* **Aim**
Transcribe the entries below exactly; leave every image out.

☆ ☆ ☆ ☆ ☆ ☆ ☆

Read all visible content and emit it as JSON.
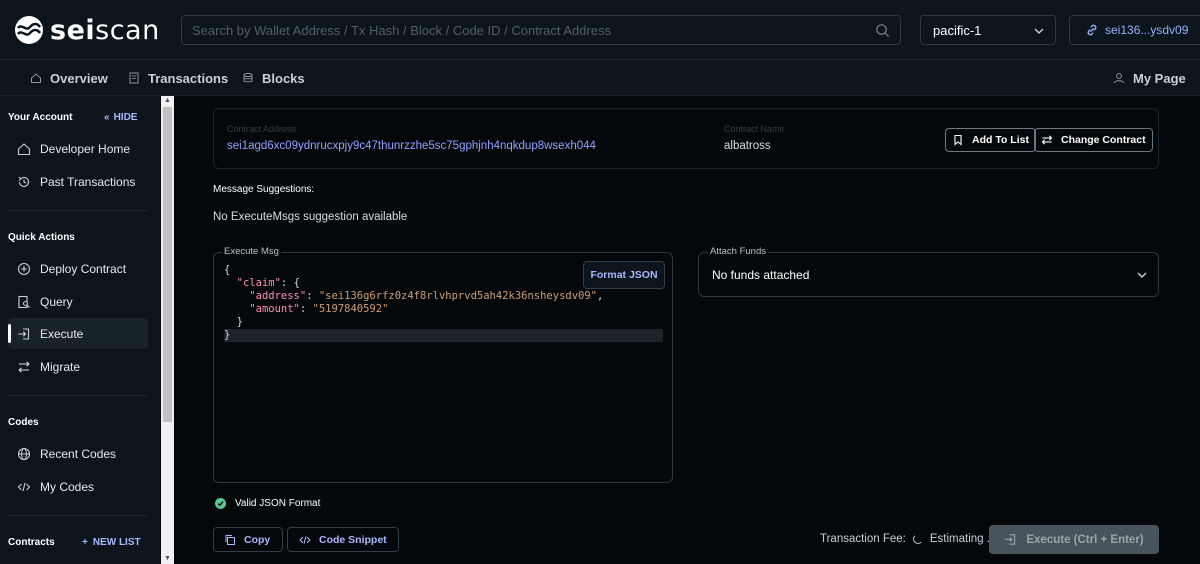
{
  "header": {
    "logo": {
      "prefix": "sei",
      "suffix": "scan"
    },
    "search_placeholder": "Search by Wallet Address / Tx Hash / Block / Code ID / Contract Address",
    "network": "pacific-1",
    "wallet": "sei136...ysdv09"
  },
  "nav": {
    "overview": "Overview",
    "transactions": "Transactions",
    "blocks": "Blocks",
    "my_page": "My Page"
  },
  "sidebar": {
    "your_account": "Your Account",
    "hide": "HIDE",
    "developer_home": "Developer Home",
    "past_transactions": "Past Transactions",
    "quick_actions": "Quick Actions",
    "deploy_contract": "Deploy Contract",
    "query": "Query",
    "execute": "Execute",
    "migrate": "Migrate",
    "codes": "Codes",
    "recent_codes": "Recent Codes",
    "my_codes": "My Codes",
    "contracts": "Contracts",
    "new_list": "NEW LIST"
  },
  "contract": {
    "address_label": "Contract Address",
    "address": "sei1agd6xc09ydnrucxpjy9c47thunrzzhe5sc75gphjnh4nqkdup8wsexh044",
    "name_label": "Contract Name",
    "name": "albatross",
    "add_to_list": "Add To List",
    "change_contract": "Change Contract"
  },
  "suggestions": {
    "title": "Message Suggestions:",
    "empty": "No ExecuteMsgs suggestion available"
  },
  "execute_msg": {
    "label": "Execute Msg",
    "format_button": "Format JSON",
    "code": {
      "open": "{",
      "claim_key": "\"claim\"",
      "claim_open": ": {",
      "address_key": "\"address\"",
      "address_value": "\"sei136g6rfz0z4f8rlvhprvd5ah42k36nsheysdv09\"",
      "amount_key": "\"amount\"",
      "amount_value": "\"5197840592\"",
      "claim_close": "}",
      "close": "}"
    },
    "valid_status": "Valid JSON Format"
  },
  "attach_funds": {
    "label": "Attach Funds",
    "value": "No funds attached"
  },
  "actions": {
    "copy": "Copy",
    "code_snippet": "Code Snippet",
    "fee_label": "Transaction Fee:",
    "fee_value": "Estimating ...",
    "execute": "Execute (Ctrl + Enter)"
  },
  "colors": {
    "background": "#05080b",
    "panel": "#0c151c",
    "accent": "#8da3ff",
    "valid": "#58c78b"
  }
}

☆ ☆ ☆ ☆ ☆ ☆ ☆

* **Full response**
Read all visible content and emit it as JSON.
{
  "header": {
    "logo": {
      "prefix": "sei",
      "suffix": "scan"
    },
    "search_placeholder": "Search by Wallet Address / Tx Hash / Block / Code ID / Contract Address",
    "network": "pacific-1",
    "wallet": "sei136...ysdv09"
  },
  "nav": {
    "overview": "Overview",
    "transactions": "Transactions",
    "blocks": "Blocks",
    "my_page": "My Page"
  },
  "sidebar": {
    "your_account": "Your Account",
    "hide": "HIDE",
    "developer_home": "Developer Home",
    "past_transactions": "Past Transactions",
    "quick_actions": "Quick Actions",
    "deploy_contract": "Deploy Contract",
    "query": "Query",
    "execute": "Execute",
    "migrate": "Migrate",
    "codes": "Codes",
    "recent_codes": "Recent Codes",
    "my_codes": "My Codes",
    "contracts": "Contracts",
    "new_list": "NEW LIST"
  },
  "contract": {
    "address_label": "Contract Address",
    "address": "sei1agd6xc09ydnrucxpjy9c47thunrzzhe5sc75gphjnh4nqkdup8wsexh044",
    "name_label": "Contract Name",
    "name": "albatross",
    "add_to_list": "Add To List",
    "change_contract": "Change Contract"
  },
  "suggestions": {
    "title": "Message Suggestions:",
    "empty": "No ExecuteMsgs suggestion available"
  },
  "execute_msg": {
    "label": "Execute Msg",
    "format_button": "Format JSON",
    "code": {
      "open": "{",
      "claim_key": "\"claim\"",
      "claim_open": ": {",
      "address_key": "\"address\"",
      "address_value": "\"sei136g6rfz0z4f8rlvhprvd5ah42k36nsheysdv09\"",
      "amount_key": "\"amount\"",
      "amount_value": "\"5197840592\"",
      "claim_close": "}",
      "close": "}"
    },
    "valid_status": "Valid JSON Format"
  },
  "attach_funds": {
    "label": "Attach Funds",
    "value": "No funds attached"
  },
  "actions": {
    "copy": "Copy",
    "code_snippet": "Code Snippet",
    "fee_label": "Transaction Fee:",
    "fee_value": "Estimating ...",
    "execute": "Execute (Ctrl + Enter)"
  },
  "colors": {
    "background": "#05080b",
    "panel": "#0c151c",
    "accent": "#8da3ff",
    "valid": "#58c78b"
  }
}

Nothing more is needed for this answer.